- _Exercise_:
Tell how many lines have the string "expense" in them, and write nothing besides the number.

Part of a data file:
+---+

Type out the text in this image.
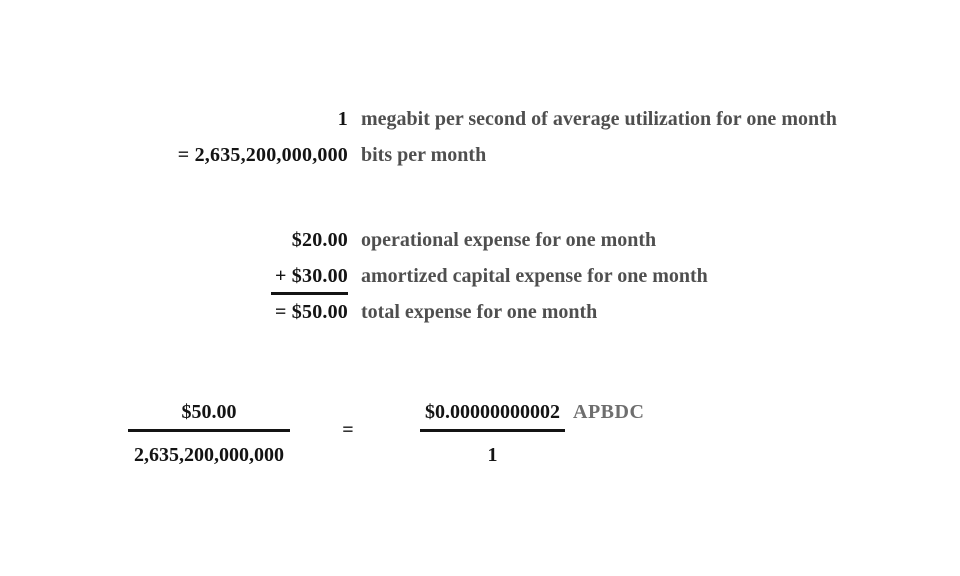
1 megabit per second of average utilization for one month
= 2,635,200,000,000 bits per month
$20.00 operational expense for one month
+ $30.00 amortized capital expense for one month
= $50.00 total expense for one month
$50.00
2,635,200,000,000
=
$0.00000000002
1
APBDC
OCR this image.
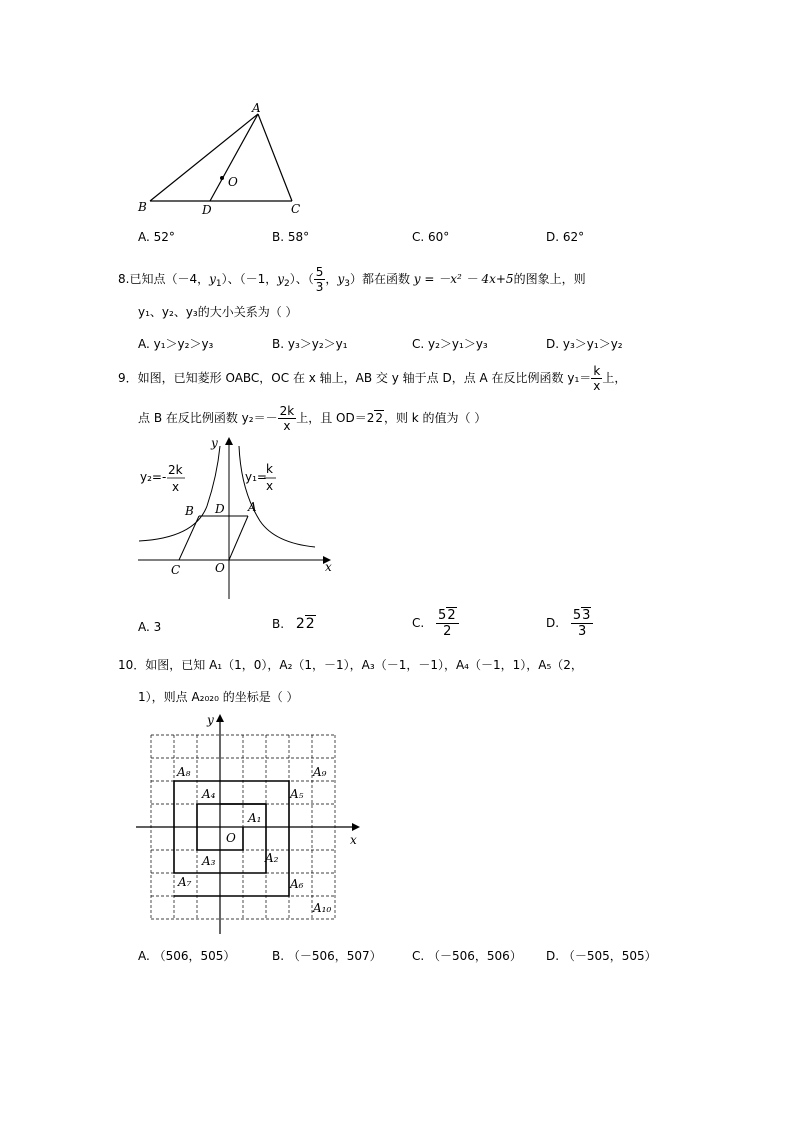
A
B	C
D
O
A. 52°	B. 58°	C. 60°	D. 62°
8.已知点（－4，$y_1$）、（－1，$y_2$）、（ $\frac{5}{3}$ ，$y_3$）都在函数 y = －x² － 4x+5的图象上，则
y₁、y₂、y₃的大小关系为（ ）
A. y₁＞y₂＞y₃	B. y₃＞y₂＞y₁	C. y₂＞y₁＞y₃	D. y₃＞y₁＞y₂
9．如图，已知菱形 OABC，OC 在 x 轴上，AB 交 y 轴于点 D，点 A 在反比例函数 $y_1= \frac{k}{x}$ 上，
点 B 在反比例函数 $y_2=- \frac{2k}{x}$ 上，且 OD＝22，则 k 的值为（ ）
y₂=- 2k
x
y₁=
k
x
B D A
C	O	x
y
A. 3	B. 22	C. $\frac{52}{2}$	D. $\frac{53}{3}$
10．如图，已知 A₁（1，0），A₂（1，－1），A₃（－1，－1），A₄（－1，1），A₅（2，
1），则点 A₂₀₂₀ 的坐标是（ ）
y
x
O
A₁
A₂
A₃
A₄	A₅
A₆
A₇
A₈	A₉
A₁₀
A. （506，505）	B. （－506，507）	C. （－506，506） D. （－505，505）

+---+

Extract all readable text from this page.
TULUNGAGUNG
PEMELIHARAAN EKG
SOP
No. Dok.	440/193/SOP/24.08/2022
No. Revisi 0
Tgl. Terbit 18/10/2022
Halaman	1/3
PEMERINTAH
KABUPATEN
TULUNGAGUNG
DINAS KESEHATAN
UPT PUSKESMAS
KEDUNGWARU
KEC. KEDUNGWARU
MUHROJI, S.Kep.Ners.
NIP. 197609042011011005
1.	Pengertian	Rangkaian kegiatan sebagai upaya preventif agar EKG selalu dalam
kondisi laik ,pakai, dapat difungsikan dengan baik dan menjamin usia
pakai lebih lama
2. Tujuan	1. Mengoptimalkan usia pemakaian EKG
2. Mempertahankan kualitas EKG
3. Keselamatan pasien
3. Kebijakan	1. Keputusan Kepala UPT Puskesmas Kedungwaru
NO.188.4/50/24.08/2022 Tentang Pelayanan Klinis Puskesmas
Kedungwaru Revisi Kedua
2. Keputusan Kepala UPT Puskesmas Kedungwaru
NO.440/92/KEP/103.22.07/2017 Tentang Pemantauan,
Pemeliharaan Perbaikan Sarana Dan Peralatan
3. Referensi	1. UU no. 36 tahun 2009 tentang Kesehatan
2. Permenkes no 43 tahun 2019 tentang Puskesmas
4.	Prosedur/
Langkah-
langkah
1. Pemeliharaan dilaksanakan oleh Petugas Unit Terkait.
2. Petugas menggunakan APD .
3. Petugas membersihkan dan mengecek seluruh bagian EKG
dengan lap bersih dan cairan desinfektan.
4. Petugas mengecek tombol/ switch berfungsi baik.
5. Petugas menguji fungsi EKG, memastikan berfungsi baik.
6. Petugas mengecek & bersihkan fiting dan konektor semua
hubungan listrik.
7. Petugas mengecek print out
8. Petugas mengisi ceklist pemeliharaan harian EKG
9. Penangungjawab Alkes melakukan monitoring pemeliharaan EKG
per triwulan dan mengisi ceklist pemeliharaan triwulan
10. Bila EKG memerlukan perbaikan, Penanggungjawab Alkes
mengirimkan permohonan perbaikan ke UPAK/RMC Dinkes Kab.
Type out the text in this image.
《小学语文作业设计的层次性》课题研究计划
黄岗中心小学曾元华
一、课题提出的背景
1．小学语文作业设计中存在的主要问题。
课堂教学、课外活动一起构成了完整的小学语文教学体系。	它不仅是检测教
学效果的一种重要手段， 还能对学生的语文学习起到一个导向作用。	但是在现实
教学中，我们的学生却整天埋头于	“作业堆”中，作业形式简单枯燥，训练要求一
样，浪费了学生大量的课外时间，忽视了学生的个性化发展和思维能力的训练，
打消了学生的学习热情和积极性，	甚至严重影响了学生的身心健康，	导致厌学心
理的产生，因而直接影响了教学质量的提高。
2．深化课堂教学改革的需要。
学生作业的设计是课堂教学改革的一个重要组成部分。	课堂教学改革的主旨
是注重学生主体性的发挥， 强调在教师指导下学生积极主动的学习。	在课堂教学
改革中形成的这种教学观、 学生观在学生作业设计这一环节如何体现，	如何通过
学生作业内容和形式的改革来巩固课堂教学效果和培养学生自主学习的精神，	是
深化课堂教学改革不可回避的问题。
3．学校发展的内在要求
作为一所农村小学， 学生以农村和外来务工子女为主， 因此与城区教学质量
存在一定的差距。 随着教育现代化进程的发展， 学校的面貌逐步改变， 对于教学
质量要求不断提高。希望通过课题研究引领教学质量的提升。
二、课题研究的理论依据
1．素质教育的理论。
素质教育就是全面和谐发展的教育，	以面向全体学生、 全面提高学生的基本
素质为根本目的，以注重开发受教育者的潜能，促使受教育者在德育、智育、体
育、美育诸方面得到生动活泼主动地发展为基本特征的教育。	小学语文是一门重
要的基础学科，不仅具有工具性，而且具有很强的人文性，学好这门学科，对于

+---+

- _Response below_:
3